→ **Cosa fare**
1 > Rispondi a queste domande sul testo sulla circolazione dei beni culturali riportato più sotto.
(a) Qual è la durata massima, dall'uscita del bene, che il termine per il rientro non può superare?
(b) A chi può rivolgere ricorso l'interessato se l'attestato gli viene rifiutato, e per quali motivi?
(c) Da quanti anni deve risalire l'esecuzione di un bene culturale importato perché l'Ufficio Esportazione debba certificarne l'importazione?
2 > Porta avanti il testo sulla circolazione dei beni culturali, ripartendo subito dopo la sua ultima frase.

→ **Documento**
L’articolo 71 del Codice introduce un’importante novità, rappresentata dal ripristino di una norma
che era già contenuta nella legge 1089 e che il Testo Unico aveva soppresso: si tratta della
norma concernente l’istituto dell’uscita temporanea di beni culturali dal territorio nazionale; la
norma prevede l’obbligo, per il soggetto che intende esportare, di fare denuncia e presentarli
all’Ufficio Esportazione indicando per ciascun bene il valore venale e il nominativo del
responsabile della sua custodia nel Paese verso il quale è diretto, al fine di ottenere un attestato
di circolazione temporanea, che indica il termine per il rientro del bene, prorogabile a richiesta
dell’interessato, ma che non può superare 18 mesi dall’uscita del bene. Qualora l’attestato venga
rifiutato, l’interessato può proporre ricorso amministrativo al Ministero per motivi di legittimità e
merito. L’articolo 72 del Codice stabilisce che l’importazione da un Paese terzo o la spedizione da
un Paese dell’UE in Italia di beni culturali che non siano opera di autore vivente e la cui
esecuzione risalga oltre 50 anni, deve essere certificata dall’Ufficio Esportazione.

→ **Estratto dei dati**
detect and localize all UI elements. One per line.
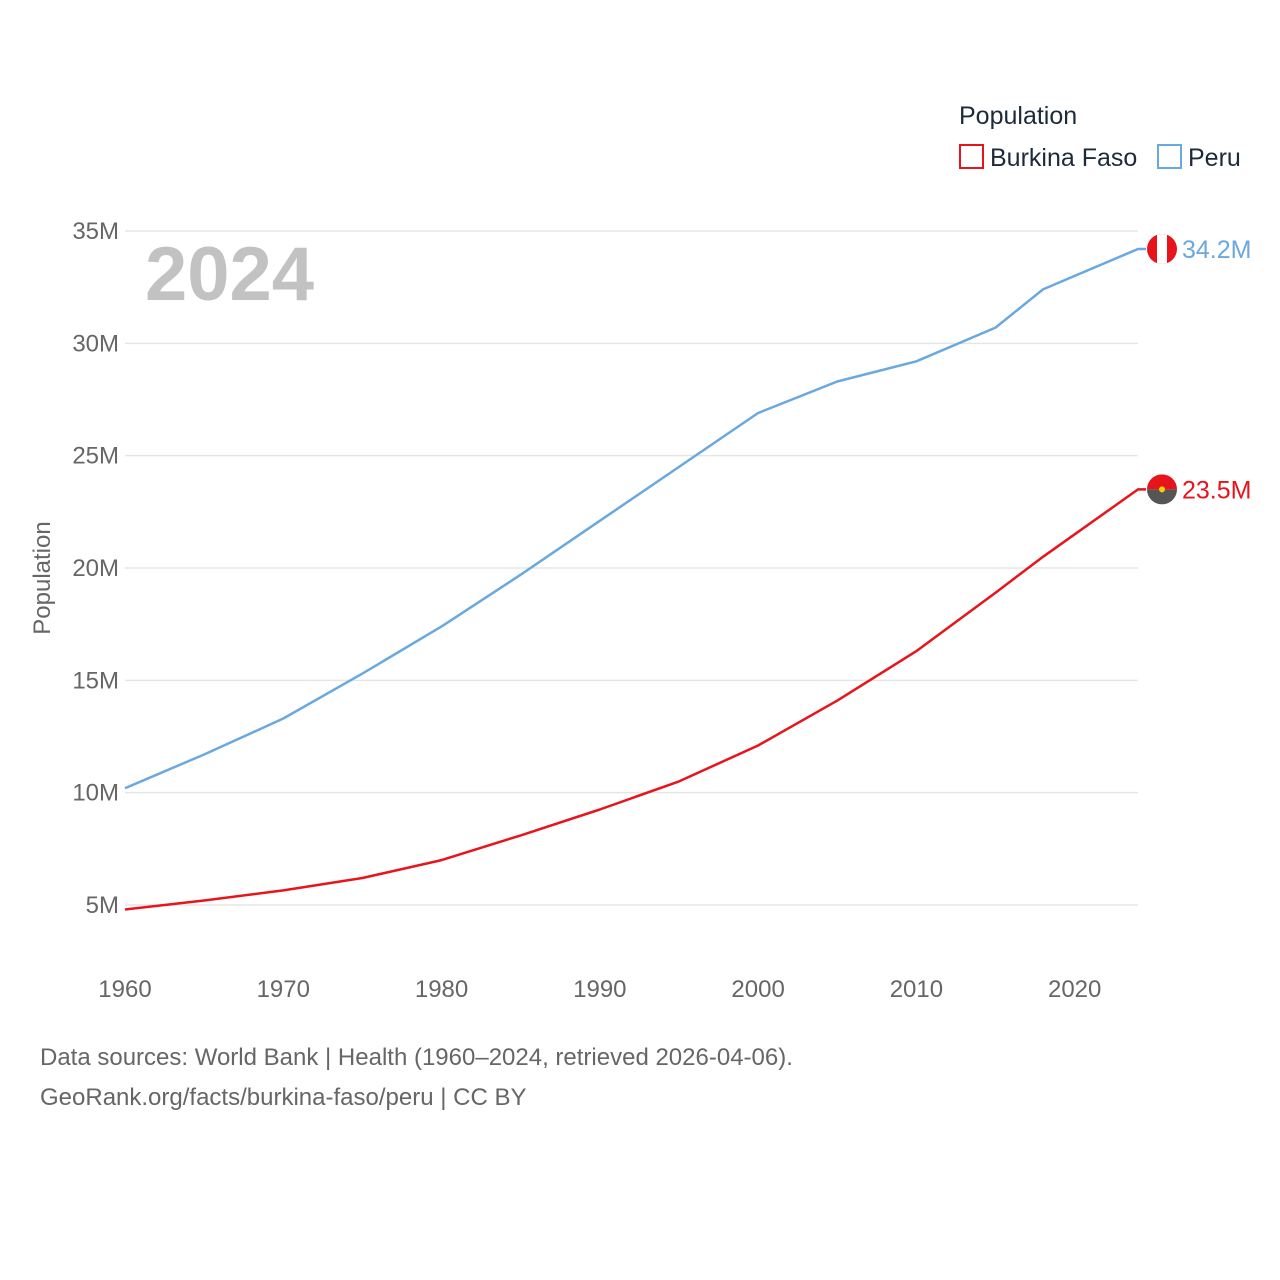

→ **Risposte in ordine**
1 >
(a) 18 mesi.
(b) Al Ministero, con un ricorso amministrativo per motivi di legittimità e di merito.
(c) Da oltre 50 anni.

2 >
CAPITOLO 6 – INCENTIVAZIONI E AGEVOLAZIONI DI NATURA FISCALE NEL SETTORE DEI
BENI CULTURALI
Il legislatore nazionale ha all’attenzione l’esigenza di contemperare gli obblighi di natura discale,
correlati e derivanti dall’articolo 53 della Carta Costituzionale, con le esigenze connesse alla
tutela e valorizzazione del patrimonio culturale. Il primo importante esempio di articolata
normativa del settore è rappresentato dalla legge 512, che ha introdotto un regime fiscale
agevolato per i beni d’interesse culturale. Era destinata a mutare l’atteggiamento che lo Stato
italiano ha avuto nei confronti del patrimonio culturale e artistico del Paese.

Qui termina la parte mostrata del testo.